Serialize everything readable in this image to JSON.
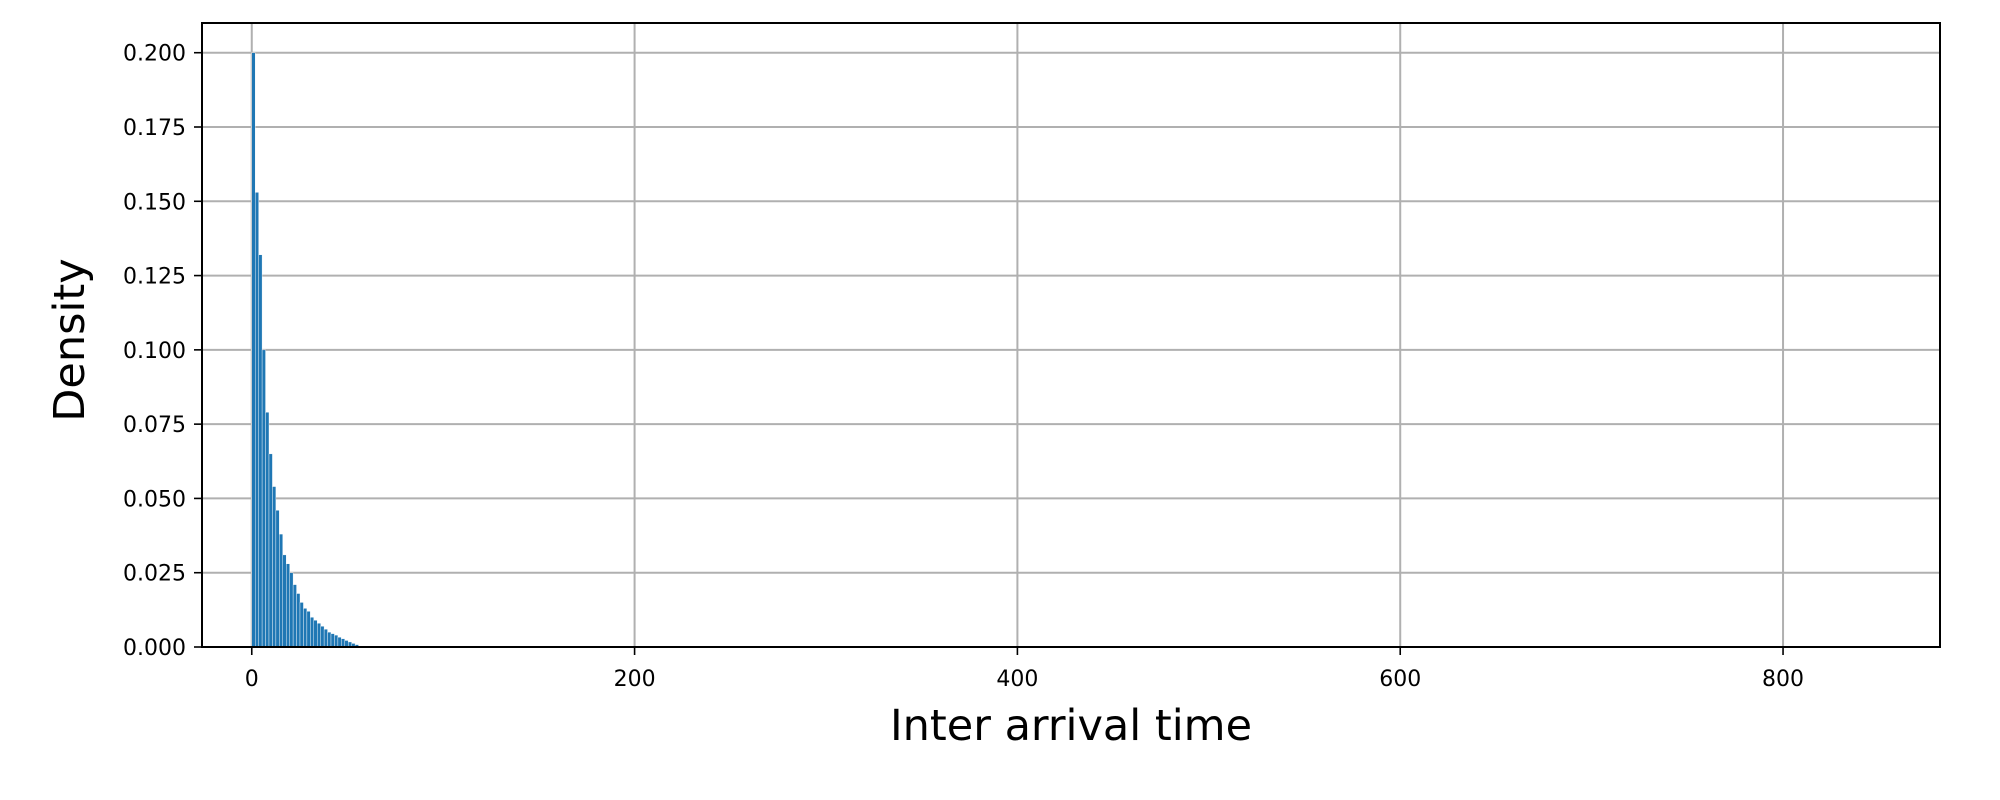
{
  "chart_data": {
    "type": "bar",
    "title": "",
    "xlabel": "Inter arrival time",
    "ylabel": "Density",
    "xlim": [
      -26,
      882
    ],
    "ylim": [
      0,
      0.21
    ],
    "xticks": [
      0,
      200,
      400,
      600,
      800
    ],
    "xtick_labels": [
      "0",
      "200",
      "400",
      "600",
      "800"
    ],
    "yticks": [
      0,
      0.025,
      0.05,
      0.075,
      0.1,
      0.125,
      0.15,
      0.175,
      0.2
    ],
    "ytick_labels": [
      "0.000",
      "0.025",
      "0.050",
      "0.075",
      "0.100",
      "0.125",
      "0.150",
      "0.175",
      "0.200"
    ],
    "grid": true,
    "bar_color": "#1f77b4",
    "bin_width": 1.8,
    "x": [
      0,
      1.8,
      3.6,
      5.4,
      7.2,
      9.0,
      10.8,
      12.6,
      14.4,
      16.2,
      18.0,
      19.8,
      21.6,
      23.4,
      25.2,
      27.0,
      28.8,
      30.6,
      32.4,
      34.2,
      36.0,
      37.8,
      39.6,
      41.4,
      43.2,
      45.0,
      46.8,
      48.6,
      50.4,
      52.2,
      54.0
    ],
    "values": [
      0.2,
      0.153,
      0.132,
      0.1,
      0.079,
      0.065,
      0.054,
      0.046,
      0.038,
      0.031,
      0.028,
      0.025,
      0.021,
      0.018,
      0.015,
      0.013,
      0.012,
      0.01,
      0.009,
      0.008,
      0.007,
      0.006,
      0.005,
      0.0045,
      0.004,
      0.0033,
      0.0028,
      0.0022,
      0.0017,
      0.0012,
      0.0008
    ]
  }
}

# # # # #

Leave the pictures out and copy the rest of the data exactly.

Serialize everything readable in this image to JSON.
{
  "chart_data": {
    "type": "bar",
    "title": "",
    "xlabel": "Inter arrival time",
    "ylabel": "Density",
    "xlim": [
      -26,
      882
    ],
    "ylim": [
      0,
      0.21
    ],
    "xticks": [
      0,
      200,
      400,
      600,
      800
    ],
    "xtick_labels": [
      "0",
      "200",
      "400",
      "600",
      "800"
    ],
    "yticks": [
      0,
      0.025,
      0.05,
      0.075,
      0.1,
      0.125,
      0.15,
      0.175,
      0.2
    ],
    "ytick_labels": [
      "0.000",
      "0.025",
      "0.050",
      "0.075",
      "0.100",
      "0.125",
      "0.150",
      "0.175",
      "0.200"
    ],
    "grid": true,
    "bar_color": "#1f77b4",
    "bin_width": 1.8,
    "x": [
      0,
      1.8,
      3.6,
      5.4,
      7.2,
      9.0,
      10.8,
      12.6,
      14.4,
      16.2,
      18.0,
      19.8,
      21.6,
      23.4,
      25.2,
      27.0,
      28.8,
      30.6,
      32.4,
      34.2,
      36.0,
      37.8,
      39.6,
      41.4,
      43.2,
      45.0,
      46.8,
      48.6,
      50.4,
      52.2,
      54.0
    ],
    "values": [
      0.2,
      0.153,
      0.132,
      0.1,
      0.079,
      0.065,
      0.054,
      0.046,
      0.038,
      0.031,
      0.028,
      0.025,
      0.021,
      0.018,
      0.015,
      0.013,
      0.012,
      0.01,
      0.009,
      0.008,
      0.007,
      0.006,
      0.005,
      0.0045,
      0.004,
      0.0033,
      0.0028,
      0.0022,
      0.0017,
      0.0012,
      0.0008
    ]
  }
}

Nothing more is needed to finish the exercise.